Some records
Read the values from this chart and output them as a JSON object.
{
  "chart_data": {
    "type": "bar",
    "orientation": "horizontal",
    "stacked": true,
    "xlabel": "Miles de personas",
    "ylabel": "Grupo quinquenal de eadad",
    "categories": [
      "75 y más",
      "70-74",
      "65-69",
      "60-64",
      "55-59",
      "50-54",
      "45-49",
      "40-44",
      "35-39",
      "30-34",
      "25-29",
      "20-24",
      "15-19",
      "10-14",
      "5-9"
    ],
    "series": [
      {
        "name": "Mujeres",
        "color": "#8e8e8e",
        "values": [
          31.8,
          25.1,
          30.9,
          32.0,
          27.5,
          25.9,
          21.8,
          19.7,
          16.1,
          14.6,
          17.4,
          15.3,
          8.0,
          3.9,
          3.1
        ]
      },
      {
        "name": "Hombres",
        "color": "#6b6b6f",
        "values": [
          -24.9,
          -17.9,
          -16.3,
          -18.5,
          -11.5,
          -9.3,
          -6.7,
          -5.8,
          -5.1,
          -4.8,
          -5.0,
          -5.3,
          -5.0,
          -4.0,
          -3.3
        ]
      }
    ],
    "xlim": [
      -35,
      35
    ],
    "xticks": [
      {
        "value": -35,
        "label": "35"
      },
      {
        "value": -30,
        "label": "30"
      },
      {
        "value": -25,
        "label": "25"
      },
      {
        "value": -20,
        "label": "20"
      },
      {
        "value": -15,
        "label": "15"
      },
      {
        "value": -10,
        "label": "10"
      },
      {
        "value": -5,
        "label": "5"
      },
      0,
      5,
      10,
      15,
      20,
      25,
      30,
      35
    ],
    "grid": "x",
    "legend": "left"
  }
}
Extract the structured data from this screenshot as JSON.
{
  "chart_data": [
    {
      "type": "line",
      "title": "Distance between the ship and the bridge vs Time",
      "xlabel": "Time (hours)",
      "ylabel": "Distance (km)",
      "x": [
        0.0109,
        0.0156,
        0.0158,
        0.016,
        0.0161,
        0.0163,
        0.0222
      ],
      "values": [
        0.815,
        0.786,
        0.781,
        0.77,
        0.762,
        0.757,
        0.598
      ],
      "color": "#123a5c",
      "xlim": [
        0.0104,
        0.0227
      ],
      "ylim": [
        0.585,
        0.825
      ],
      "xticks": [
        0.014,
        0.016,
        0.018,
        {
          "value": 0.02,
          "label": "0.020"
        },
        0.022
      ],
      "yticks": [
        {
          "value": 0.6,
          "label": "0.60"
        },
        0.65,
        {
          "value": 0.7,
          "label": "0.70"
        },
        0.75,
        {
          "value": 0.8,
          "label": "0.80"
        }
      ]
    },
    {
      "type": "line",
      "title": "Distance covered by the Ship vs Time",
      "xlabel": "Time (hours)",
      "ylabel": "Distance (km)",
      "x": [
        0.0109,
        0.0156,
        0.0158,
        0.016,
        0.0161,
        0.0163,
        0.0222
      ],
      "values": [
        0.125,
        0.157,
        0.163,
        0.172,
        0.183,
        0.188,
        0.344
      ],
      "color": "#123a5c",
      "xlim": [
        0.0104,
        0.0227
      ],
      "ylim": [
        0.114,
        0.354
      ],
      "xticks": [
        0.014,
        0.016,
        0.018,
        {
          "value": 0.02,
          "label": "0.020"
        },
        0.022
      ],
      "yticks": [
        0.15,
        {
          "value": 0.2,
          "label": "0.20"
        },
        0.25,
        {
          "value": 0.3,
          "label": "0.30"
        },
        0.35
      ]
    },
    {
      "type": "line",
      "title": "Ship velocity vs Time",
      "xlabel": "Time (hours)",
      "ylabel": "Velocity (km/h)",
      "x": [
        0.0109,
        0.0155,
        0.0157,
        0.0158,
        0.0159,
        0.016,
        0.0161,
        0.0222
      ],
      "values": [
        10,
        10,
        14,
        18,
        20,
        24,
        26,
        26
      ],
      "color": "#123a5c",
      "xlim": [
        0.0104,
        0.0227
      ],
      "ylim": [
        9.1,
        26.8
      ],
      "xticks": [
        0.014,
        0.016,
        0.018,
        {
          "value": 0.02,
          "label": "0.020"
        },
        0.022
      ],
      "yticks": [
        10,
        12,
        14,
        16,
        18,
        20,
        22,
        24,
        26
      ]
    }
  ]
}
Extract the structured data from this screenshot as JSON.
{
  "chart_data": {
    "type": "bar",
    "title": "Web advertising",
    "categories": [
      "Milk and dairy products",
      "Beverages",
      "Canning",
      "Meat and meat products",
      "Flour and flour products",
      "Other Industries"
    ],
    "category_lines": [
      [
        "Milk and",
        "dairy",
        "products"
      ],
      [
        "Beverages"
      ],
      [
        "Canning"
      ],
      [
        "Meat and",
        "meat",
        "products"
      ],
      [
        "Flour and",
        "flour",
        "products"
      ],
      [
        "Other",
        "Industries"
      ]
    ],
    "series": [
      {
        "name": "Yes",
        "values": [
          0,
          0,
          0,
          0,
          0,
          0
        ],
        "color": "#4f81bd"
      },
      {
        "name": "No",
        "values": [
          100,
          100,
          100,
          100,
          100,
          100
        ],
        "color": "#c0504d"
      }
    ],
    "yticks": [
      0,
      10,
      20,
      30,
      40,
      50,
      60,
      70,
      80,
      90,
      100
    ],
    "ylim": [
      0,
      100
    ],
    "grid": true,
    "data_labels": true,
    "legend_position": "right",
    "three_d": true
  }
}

--- Problem to work on ---
Find every line in the records above that holds the word "title", and copy each one.

--- Written answer ---
      "title": "Distance between the ship and the bridge vs Time",
      "title": "Distance covered by the Ship vs Time",
      "title": "Ship velocity vs Time",
    "title": "Web advertising",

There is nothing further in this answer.